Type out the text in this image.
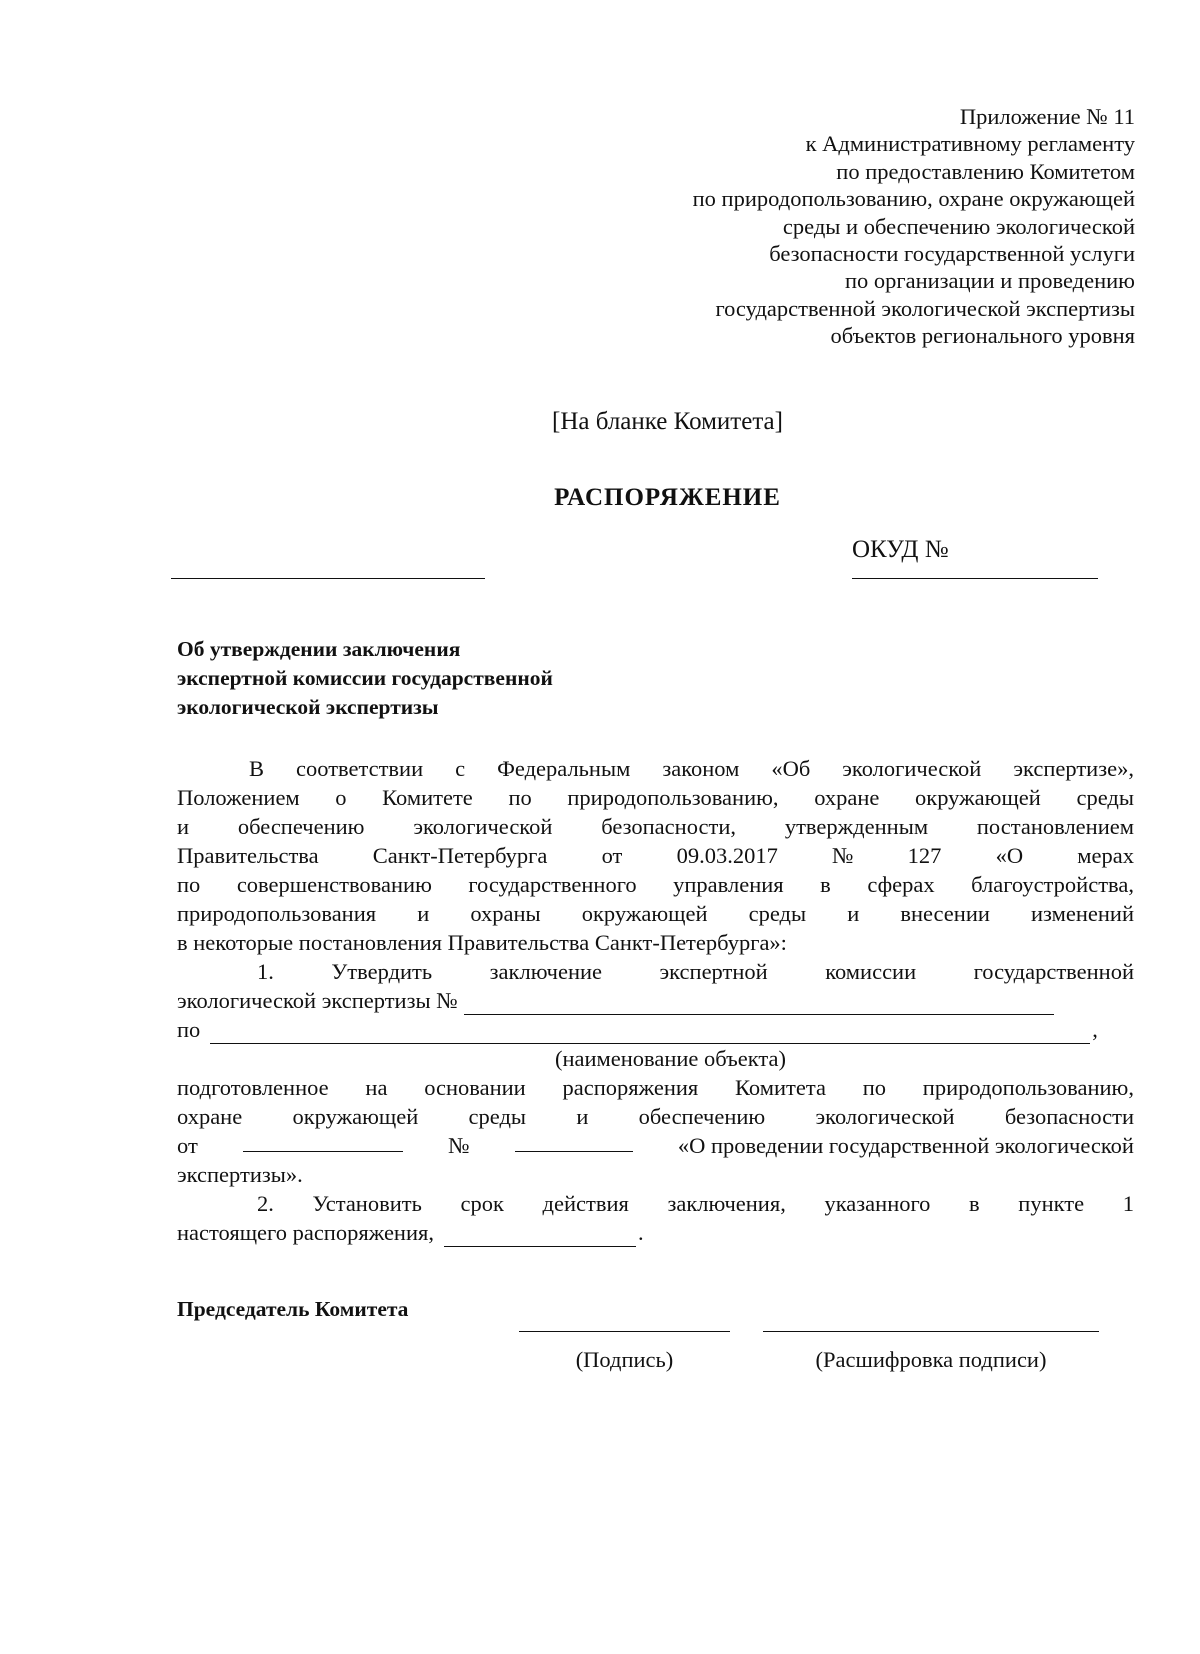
Приложение № 11
к Административному регламенту
по предоставлению Комитетом
по природопользованию, охране окружающей
среды и обеспечению экологической
безопасности государственной услуги
по организации и проведению
государственной экологической экспертизы
объектов регионального уровня
[На бланке Комитета]
РАСПОРЯЖЕНИЕ
ОКУД №
Об утверждении заключения
экспертной комиссии государственной
экологической экспертизы
В соответствии с Федеральным законом «Об экологической экспертизе»,
Положением о Комитете по природопользованию, охране окружающей среды
и обеспечению экологической безопасности, утвержденным постановлением
Правительства Санкт-Петербурга от 09.03.2017 № 127 «О мерах
по совершенствованию государственного управления в сферах благоустройства,
природопользования и охраны окружающей среды и внесении изменений
в некоторые постановления Правительства Санкт-Петербурга»:
1.	Утвердить	заключение	экспертной	комиссии	государственной
экологической экспертизы №
по	,
(наименование объекта)
подготовленное на основании распоряжения Комитета по природопользованию,
охране окружающей среды и обеспечению экологической безопасности
от	№	«О проведении государственной экологической
экспертизы».
2. Установить срок действия заключения, указанного в пункте 1
настоящего распоряжения,	.
Председатель Комитета
(Подпись)	(Расшифровка подписи)
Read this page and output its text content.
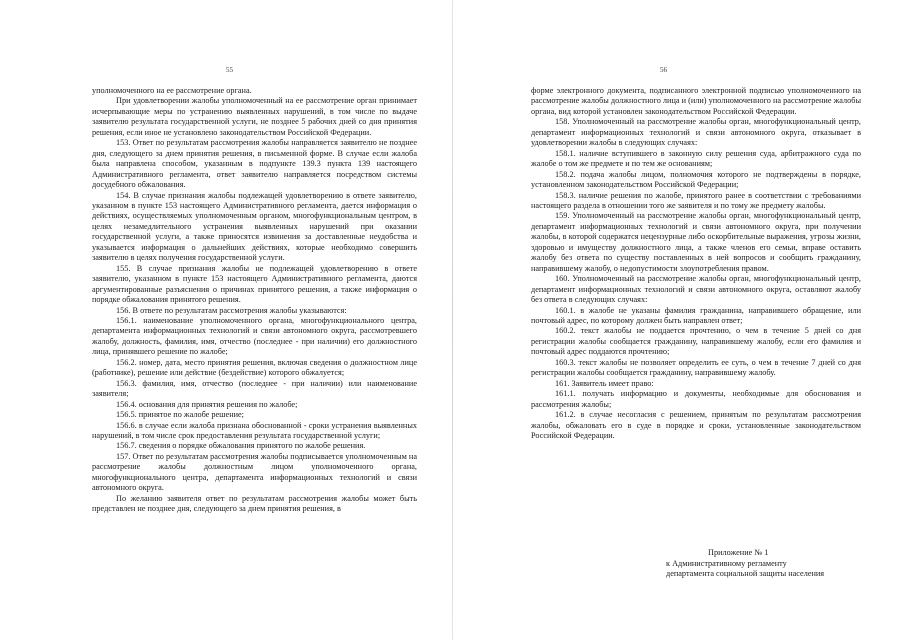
55

уполномоченного на ее рассмотрение органа.

При удовлетворении жалобы уполномоченный на ее рассмотрение орган принимает исчерпывающие меры по устранению выявленных нарушений, в том числе по выдаче заявителю результата государственной услуги, не позднее 5 рабочих дней со дня принятия решения, если иное не установлено законодательством Российской Федерации.

153. Ответ по результатам рассмотрения жалобы направляется заявителю не позднее дня, следующего за днем принятия решения, в письменной форме. В случае если жалоба была направлена способом, указанным в подпункте 139.3 пункта 139 настоящего Административного регламента, ответ заявителю направляется посредством системы досудебного обжалования.

154. В случае признания жалобы подлежащей удовлетворению в ответе заявителю, указанном в пункте 153 настоящего Административного регламента, дается информация о действиях, осуществляемых уполномоченным органом, многофункциональным центром, в целях незамедлительного устранения выявленных нарушений при оказании государственной услуги, а также приносятся извинения за доставленные неудобства и указывается информация о дальнейших действиях, которые необходимо совершить заявителю в целях получения государственной услуги.

155. В случае признания жалобы не подлежащей удовлетворению в ответе заявителю, указанном в пункте 153 настоящего Административного регламента, даются аргументированные разъяснения о причинах принятого решения, а также информация о порядке обжалования принятого решения.

156. В ответе по результатам рассмотрения жалобы указываются:

156.1. наименование уполномоченного органа, многофункционального центра, департамента информационных технологий и связи автономного округа, рассмотревшего жалобу, должность, фамилия, имя, отчество (последнее - при наличии) его должностного лица, принявшего решение по жалобе;

156.2. номер, дата, место принятия решения, включая сведения о должностном лице (работнике), решение или действие (бездействие) которого обжалуется;

156.3. фамилия, имя, отчество (последнее - при наличии) или наименование заявителя;

156.4. основания для принятия решения по жалобе;

156.5. принятое по жалобе решение;

156.6. в случае если жалоба признана обоснованной - сроки устранения выявленных нарушений, в том числе срок предоставления результата государственной услуги;

156.7. сведения о порядке обжалования принятого по жалобе решения.

157. Ответ по результатам рассмотрения жалобы подписывается уполномоченным на рассмотрение жалобы должностным лицом уполномоченного органа, многофункционального центра, департамента информационных технологий и связи автономного округа.

По желанию заявителя ответ по результатам рассмотрения жалобы может быть представлен не позднее дня, следующего за днем принятия решения, в

56

форме электронного документа, подписанного электронной подписью уполномоченного на рассмотрение жалобы должностного лица и (или) уполномоченного на рассмотрение жалобы органа, вид которой установлен законодательством Российской Федерации.

158. Уполномоченный на рассмотрение жалобы орган, многофункциональный центр, департамент информационных технологий и связи автономного округа, отказывает в удовлетворении жалобы в следующих случаях:

158.1. наличие вступившего в законную силу решения суда, арбитражного суда по жалобе о том же предмете и по тем же основаниям;

158.2. подача жалобы лицом, полномочия которого не подтверждены в порядке, установленном законодательством Российской Федерации;

158.3. наличие решения по жалобе, принятого ранее в соответствии с требованиями настоящего раздела в отношении того же заявителя и по тому же предмету жалобы.

159. Уполномоченный на рассмотрение жалобы орган, многофункциональный центр, департамент информационных технологий и связи автономного округа, при получении жалобы, в которой содержатся нецензурные либо оскорбительные выражения, угрозы жизни, здоровью и имуществу должностного лица, а также членов его семьи, вправе оставить жалобу без ответа по существу поставленных в ней вопросов и сообщить гражданину, направившему жалобу, о недопустимости злоупотребления правом.

160. Уполномоченный на рассмотрение жалобы орган, многофункциональный центр, департамент информационных технологий и связи автономного округа, оставляют жалобу без ответа в следующих случаях:

160.1. в жалобе не указаны фамилия гражданина, направившего обращение, или почтовый адрес, по которому должен быть направлен ответ;

160.2. текст жалобы не поддается прочтению, о чем в течение 5 дней со дня регистрации жалобы сообщается гражданину, направившему жалобу, если его фамилия и почтовый адрес поддаются прочтению;

160.3. текст жалобы не позволяет определить ее суть, о чем в течение 7 дней со дня регистрации жалобы сообщается гражданину, направившему жалобу.

161. Заявитель имеет право:

161.1. получать информацию и документы, необходимые для обоснования и рассмотрения жалобы;

161.2. в случае несогласия с решением, принятым по результатам рассмотрения жалобы, обжаловать его в суде в порядке и сроки, установленные законодательством Российской Федерации.

Приложение № 1
к Административному регламенту
департамента социальной защиты населения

━━━━━━━━━━━━━━━━━━━━

◆ TASK DETAILS ◆
Identify every line holding the word "удовлетворению" and copy it out.

◆ WRITTEN REPLY ◆
154. В случае признания жалобы подлежащей удовлетворению в ответе заявителю, указанном в пункте 153 настоящего Административного регламента, дается информация о действиях, осуществляемых уполномоченным органом, многофункциональным центром, в целях незамедлительного устранения выявленных нарушений при оказании государственной услуги, а также приносятся извинения за доставленные неудобства и указывается информация о дальнейших действиях, которые необходимо совершить заявителю в целях получения государственной услуги.
155. В случае признания жалобы не подлежащей удовлетворению в ответе заявителю, указанном в пункте 153 настоящего Административного регламента, даются аргументированные разъяснения о причинах принятого решения, а также информация о порядке обжалования принятого решения.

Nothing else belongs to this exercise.